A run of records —

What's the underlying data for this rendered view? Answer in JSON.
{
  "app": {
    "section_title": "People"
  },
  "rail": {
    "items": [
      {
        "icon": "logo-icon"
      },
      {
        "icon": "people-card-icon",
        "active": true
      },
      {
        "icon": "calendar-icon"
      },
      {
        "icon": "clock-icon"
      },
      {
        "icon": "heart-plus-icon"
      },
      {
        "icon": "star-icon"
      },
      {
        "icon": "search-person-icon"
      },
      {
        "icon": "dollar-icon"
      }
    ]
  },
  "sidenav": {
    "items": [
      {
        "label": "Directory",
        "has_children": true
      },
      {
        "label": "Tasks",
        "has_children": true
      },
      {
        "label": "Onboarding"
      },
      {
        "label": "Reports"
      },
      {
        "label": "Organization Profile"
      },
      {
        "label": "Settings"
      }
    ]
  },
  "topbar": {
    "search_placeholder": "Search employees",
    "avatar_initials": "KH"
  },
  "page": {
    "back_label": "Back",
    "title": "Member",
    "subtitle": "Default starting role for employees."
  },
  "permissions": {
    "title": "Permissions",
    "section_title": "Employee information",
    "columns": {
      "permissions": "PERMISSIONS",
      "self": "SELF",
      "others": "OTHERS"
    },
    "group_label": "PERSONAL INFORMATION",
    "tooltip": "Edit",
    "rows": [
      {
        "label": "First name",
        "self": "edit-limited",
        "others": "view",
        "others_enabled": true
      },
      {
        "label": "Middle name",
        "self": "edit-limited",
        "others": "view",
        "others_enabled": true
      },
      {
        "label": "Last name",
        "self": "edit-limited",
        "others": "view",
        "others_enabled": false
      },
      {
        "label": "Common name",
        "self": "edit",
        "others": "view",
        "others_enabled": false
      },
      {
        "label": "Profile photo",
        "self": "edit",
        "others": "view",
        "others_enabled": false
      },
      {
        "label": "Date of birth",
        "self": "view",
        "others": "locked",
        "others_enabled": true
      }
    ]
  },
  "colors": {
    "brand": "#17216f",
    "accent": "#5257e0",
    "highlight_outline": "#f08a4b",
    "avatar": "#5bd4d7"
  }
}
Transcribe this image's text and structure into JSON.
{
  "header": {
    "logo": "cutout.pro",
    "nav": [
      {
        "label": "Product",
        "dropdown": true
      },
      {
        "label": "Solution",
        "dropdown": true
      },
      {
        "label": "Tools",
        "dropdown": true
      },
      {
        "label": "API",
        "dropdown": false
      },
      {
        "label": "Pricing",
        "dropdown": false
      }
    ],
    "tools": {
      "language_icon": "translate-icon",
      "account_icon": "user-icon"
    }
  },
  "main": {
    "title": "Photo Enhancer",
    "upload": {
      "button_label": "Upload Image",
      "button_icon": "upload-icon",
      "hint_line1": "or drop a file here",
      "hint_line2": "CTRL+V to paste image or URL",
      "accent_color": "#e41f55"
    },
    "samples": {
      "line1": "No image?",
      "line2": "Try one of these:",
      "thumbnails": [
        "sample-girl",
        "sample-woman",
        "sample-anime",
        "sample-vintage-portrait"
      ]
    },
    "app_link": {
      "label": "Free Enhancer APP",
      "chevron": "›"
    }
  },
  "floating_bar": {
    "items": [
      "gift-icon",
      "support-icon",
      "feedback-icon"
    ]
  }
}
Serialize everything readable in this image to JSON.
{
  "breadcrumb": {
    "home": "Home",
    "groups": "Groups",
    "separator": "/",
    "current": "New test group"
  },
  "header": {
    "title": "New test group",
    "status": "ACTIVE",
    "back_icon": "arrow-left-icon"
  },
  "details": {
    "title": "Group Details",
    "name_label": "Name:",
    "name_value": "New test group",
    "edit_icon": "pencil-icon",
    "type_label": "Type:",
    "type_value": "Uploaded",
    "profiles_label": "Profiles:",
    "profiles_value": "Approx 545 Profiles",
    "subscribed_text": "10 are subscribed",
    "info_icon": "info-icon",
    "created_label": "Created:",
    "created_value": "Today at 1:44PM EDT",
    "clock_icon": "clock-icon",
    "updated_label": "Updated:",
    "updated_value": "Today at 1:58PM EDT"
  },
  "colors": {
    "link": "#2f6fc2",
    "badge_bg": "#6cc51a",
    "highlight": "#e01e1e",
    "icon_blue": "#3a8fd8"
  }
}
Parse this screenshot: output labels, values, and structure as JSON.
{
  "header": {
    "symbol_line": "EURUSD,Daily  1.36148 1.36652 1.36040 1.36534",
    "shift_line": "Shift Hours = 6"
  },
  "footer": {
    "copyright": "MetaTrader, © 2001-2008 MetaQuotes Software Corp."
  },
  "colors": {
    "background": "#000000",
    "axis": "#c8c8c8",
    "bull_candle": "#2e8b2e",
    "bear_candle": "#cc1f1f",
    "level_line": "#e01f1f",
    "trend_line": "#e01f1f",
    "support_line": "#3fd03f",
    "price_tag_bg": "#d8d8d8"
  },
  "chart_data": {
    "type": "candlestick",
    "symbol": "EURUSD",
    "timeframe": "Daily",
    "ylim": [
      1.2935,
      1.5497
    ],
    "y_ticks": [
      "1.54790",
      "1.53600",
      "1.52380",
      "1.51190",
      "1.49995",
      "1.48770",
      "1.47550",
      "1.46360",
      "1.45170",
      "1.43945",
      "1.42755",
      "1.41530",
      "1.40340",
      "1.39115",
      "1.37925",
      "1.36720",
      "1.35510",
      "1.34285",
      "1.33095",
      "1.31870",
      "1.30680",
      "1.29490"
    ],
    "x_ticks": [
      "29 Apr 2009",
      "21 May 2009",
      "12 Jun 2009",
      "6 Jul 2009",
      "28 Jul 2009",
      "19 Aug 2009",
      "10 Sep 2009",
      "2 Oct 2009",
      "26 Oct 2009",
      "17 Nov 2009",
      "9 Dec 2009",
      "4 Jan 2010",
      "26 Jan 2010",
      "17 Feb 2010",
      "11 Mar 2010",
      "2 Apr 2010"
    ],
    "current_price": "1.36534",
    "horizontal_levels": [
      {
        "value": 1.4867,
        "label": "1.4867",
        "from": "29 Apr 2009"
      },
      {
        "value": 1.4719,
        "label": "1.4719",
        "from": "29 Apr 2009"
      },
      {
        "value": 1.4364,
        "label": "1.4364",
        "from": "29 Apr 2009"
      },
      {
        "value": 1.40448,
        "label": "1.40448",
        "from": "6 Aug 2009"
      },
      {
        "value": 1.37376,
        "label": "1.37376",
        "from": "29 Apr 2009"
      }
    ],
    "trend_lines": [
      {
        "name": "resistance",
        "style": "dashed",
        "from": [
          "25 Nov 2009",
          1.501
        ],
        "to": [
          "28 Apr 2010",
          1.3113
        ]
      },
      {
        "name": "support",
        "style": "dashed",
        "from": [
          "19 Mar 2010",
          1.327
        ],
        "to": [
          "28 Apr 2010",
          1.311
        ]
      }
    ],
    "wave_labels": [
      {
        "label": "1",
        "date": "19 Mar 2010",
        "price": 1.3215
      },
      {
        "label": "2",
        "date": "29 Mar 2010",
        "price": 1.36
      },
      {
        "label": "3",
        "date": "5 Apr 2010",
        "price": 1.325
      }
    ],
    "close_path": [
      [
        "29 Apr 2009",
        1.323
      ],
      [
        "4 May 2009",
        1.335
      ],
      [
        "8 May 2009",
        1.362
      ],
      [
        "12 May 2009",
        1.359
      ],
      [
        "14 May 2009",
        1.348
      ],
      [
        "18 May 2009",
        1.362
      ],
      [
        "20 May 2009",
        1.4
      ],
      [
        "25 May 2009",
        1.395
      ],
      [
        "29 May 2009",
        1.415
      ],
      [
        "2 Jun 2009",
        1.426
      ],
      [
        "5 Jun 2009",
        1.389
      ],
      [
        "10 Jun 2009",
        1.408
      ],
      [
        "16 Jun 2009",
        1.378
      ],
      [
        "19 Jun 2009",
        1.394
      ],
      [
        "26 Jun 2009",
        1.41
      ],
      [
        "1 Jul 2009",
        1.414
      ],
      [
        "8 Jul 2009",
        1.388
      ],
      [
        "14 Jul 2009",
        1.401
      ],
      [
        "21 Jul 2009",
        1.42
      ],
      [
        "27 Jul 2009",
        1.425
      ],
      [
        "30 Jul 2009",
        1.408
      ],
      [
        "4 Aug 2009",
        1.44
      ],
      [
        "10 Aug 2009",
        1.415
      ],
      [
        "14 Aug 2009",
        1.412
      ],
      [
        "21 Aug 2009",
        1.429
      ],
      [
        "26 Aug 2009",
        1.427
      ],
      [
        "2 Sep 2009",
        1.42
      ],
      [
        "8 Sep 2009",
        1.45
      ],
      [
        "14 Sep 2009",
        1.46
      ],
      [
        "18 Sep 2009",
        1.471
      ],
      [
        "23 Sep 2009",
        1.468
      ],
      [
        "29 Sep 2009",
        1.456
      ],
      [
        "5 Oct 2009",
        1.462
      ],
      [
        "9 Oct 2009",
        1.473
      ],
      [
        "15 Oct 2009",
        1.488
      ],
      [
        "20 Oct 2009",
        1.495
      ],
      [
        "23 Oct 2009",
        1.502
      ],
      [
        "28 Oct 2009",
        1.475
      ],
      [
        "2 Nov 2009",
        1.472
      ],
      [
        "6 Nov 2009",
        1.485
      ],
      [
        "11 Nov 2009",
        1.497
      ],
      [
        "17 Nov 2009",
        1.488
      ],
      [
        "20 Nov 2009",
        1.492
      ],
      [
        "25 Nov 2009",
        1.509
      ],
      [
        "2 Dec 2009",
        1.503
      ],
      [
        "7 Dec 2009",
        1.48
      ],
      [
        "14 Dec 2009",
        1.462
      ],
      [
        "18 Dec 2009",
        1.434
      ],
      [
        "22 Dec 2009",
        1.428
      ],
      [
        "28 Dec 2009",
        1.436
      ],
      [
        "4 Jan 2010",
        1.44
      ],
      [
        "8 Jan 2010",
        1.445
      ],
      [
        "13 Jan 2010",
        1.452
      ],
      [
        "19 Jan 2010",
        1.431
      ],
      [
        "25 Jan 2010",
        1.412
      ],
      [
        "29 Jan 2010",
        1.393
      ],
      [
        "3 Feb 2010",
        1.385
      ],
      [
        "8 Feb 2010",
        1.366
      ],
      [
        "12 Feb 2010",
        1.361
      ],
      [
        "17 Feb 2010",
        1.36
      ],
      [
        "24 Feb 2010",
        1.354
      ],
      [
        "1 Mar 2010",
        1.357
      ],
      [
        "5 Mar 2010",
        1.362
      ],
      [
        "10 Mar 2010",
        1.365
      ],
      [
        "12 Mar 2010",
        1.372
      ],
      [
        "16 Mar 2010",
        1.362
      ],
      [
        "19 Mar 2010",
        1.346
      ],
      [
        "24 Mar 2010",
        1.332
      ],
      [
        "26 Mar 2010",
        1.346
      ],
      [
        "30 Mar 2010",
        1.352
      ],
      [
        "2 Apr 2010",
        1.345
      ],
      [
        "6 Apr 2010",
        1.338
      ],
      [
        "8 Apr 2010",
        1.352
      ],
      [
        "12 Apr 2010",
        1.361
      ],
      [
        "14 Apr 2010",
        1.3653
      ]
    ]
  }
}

TASK PROMPT —
Count the lines above that contain the word "JSON", and give only that number.

OUTPUT BELOW —
4